WORK REQUIRED: Every line of the material is to be duplicated precisely.

--------------------

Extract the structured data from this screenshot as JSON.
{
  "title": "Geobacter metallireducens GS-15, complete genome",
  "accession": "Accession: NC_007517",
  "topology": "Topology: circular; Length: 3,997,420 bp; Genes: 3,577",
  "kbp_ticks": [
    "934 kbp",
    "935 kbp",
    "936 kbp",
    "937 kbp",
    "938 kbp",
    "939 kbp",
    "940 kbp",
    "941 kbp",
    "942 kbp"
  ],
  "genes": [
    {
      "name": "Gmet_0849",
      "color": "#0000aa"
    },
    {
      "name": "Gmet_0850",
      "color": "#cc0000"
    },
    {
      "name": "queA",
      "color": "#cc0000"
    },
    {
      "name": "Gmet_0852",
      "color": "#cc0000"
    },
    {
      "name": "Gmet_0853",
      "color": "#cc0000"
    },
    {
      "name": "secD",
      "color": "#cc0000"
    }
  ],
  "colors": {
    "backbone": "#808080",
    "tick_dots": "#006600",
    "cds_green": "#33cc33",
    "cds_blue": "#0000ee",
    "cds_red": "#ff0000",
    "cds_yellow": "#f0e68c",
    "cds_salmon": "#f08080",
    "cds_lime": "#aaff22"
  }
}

--------------------

ANSWER FOR THE TASK:
Extract the structured data from this screenshot as JSON.
{
  "title": "Geobacter metallireducens GS-15, complete genome",
  "accession": "Accession: NC_007517",
  "topology": "Topology: circular; Length: 3,997,420 bp; Genes: 3,577",
  "kbp_ticks": [
    "934 kbp",
    "935 kbp",
    "936 kbp",
    "937 kbp",
    "938 kbp",
    "939 kbp",
    "940 kbp",
    "941 kbp",
    "942 kbp"
  ],
  "genes": [
    {
      "name": "Gmet_0849",
      "color": "#0000aa"
    },
    {
      "name": "Gmet_0850",
      "color": "#cc0000"
    },
    {
      "name": "queA",
      "color": "#cc0000"
    },
    {
      "name": "Gmet_0852",
      "color": "#cc0000"
    },
    {
      "name": "Gmet_0853",
      "color": "#cc0000"
    },
    {
      "name": "secD",
      "color": "#cc0000"
    }
  ],
  "colors": {
    "backbone": "#808080",
    "tick_dots": "#006600",
    "cds_green": "#33cc33",
    "cds_blue": "#0000ee",
    "cds_red": "#ff0000",
    "cds_yellow": "#f0e68c",
    "cds_salmon": "#f08080",
    "cds_lime": "#aaff22"
  }
}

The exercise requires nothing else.